| Problem to solve |
From the listing below, copy every line with the word "масло".

| Exercise data |
┌──
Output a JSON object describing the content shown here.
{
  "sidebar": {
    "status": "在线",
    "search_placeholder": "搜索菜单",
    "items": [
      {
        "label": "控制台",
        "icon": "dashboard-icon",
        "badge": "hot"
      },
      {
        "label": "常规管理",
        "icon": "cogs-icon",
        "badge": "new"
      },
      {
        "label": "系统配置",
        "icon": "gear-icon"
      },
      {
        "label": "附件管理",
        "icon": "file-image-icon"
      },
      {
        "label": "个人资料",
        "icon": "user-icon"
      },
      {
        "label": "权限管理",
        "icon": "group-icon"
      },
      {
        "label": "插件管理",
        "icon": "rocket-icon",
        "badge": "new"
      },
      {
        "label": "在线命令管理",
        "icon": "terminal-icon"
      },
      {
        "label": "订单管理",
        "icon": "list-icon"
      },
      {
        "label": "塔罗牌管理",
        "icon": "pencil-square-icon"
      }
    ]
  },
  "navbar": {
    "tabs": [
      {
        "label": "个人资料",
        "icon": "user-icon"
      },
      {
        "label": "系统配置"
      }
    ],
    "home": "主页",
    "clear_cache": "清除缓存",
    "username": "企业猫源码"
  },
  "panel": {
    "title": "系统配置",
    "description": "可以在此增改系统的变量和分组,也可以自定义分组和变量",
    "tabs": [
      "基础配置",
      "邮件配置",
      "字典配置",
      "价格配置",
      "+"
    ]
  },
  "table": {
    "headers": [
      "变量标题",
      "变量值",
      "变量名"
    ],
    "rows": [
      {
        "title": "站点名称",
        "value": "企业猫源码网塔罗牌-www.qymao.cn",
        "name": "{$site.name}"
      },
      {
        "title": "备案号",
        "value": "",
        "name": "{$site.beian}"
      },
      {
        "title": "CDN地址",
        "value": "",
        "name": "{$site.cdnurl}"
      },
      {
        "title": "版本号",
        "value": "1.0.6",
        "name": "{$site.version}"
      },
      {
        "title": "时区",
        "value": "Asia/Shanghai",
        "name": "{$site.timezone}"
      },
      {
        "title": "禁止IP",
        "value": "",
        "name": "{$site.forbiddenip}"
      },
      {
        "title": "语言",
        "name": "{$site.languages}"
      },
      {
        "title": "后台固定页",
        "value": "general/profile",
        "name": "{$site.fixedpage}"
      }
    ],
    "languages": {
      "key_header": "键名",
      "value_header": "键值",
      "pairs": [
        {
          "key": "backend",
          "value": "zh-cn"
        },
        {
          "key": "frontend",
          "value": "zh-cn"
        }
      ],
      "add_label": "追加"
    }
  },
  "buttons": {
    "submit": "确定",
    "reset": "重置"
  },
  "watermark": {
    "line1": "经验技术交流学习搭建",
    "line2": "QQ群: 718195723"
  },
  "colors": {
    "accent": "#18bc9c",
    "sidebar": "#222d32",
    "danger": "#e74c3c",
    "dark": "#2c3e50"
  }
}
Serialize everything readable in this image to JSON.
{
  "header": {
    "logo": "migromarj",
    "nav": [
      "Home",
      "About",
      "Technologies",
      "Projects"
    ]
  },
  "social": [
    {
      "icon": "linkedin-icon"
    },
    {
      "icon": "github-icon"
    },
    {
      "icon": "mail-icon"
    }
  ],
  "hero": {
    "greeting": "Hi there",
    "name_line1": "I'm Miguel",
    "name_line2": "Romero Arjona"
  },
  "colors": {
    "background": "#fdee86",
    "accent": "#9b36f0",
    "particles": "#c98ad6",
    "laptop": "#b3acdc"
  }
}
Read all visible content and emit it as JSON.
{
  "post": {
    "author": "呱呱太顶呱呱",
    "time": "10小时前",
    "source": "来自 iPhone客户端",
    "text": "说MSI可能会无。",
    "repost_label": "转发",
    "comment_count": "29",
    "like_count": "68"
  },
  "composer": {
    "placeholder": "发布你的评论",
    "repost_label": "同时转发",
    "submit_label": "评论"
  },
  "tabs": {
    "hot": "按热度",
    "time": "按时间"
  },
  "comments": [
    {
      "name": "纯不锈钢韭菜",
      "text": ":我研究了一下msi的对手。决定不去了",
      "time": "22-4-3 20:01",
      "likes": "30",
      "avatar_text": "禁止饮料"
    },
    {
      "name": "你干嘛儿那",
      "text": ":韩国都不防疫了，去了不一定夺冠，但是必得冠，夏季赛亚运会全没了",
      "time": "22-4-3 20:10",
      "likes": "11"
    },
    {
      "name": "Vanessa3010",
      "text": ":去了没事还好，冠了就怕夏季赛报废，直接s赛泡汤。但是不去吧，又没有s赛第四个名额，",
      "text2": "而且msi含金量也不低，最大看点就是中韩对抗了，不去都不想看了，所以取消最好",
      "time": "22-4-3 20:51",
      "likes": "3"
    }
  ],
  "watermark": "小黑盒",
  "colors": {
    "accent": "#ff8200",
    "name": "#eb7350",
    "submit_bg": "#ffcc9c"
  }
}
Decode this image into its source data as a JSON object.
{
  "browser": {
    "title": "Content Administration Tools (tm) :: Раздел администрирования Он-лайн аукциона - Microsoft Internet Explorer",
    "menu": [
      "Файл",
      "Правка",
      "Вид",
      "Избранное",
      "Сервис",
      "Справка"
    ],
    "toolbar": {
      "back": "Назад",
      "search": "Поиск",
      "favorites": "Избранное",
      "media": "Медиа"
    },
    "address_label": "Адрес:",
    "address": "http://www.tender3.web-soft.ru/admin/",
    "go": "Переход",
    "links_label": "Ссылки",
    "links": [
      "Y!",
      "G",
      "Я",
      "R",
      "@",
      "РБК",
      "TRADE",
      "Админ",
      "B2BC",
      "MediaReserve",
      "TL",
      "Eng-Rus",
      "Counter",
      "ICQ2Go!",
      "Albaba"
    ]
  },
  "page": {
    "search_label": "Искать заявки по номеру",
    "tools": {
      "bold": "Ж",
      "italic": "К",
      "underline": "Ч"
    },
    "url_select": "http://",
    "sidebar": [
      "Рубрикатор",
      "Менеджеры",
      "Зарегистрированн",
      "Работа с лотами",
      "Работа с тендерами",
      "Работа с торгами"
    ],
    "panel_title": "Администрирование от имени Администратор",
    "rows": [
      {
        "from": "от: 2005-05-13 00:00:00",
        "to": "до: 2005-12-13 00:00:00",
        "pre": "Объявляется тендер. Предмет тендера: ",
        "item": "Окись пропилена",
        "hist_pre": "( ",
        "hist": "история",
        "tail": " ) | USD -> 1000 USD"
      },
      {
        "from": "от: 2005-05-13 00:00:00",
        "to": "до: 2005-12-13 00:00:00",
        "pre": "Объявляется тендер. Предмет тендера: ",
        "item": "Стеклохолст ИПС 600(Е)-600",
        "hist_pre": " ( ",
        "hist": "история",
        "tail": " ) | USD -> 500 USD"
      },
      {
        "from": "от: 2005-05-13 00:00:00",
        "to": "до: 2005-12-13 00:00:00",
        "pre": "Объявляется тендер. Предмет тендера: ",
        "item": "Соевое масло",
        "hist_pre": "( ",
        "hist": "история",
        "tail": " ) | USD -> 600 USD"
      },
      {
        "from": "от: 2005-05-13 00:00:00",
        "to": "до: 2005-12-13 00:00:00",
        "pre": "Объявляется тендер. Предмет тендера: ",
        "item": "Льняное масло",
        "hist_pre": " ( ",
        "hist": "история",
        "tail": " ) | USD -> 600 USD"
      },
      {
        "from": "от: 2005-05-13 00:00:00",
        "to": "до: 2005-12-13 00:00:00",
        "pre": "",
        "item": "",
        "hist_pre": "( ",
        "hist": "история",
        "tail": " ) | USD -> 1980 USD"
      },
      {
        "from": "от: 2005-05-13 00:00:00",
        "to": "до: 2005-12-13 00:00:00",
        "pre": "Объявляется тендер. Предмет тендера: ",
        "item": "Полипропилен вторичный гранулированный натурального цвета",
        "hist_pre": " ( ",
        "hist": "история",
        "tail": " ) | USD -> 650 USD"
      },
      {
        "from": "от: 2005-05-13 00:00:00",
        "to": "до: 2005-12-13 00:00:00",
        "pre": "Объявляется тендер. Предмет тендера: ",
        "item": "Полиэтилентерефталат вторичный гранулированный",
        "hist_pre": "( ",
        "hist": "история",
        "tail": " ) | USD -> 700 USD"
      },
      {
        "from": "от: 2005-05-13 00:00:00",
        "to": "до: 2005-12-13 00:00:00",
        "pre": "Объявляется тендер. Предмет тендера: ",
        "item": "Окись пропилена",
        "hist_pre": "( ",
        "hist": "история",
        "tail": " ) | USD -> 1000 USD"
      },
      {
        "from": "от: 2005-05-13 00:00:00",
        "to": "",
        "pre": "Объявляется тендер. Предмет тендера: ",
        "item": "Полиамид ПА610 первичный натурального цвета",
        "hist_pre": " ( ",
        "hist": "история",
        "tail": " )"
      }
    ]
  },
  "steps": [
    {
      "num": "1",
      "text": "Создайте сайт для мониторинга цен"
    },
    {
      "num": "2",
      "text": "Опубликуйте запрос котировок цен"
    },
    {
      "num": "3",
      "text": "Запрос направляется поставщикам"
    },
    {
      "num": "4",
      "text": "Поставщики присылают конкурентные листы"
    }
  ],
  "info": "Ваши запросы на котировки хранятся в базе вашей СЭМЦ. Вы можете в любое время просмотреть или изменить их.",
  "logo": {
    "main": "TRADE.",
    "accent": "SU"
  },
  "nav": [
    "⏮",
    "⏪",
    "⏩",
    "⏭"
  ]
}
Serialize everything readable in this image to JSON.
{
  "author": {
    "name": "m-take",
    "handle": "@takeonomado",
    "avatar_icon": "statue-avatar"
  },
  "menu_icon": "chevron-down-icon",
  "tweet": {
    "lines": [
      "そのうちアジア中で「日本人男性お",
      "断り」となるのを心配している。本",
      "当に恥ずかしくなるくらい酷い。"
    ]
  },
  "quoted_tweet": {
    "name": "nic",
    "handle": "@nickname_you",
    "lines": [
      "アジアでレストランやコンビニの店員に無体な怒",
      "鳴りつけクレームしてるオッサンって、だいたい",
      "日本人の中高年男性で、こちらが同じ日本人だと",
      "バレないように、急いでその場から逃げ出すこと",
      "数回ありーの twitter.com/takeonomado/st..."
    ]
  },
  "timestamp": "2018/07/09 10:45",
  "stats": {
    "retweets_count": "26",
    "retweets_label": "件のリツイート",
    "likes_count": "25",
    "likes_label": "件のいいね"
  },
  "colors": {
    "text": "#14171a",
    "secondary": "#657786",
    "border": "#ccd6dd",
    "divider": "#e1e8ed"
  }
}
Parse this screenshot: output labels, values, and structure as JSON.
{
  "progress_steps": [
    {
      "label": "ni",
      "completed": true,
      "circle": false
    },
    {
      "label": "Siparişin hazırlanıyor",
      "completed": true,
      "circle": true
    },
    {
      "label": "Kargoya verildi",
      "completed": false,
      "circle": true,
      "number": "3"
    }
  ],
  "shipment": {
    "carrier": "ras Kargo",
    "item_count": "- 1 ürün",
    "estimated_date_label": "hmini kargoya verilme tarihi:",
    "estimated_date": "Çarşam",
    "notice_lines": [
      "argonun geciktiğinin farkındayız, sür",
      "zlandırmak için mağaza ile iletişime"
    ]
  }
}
└──
| Solution for this task |
        "item": "Соевое масло",
        "item": "Льняное масло",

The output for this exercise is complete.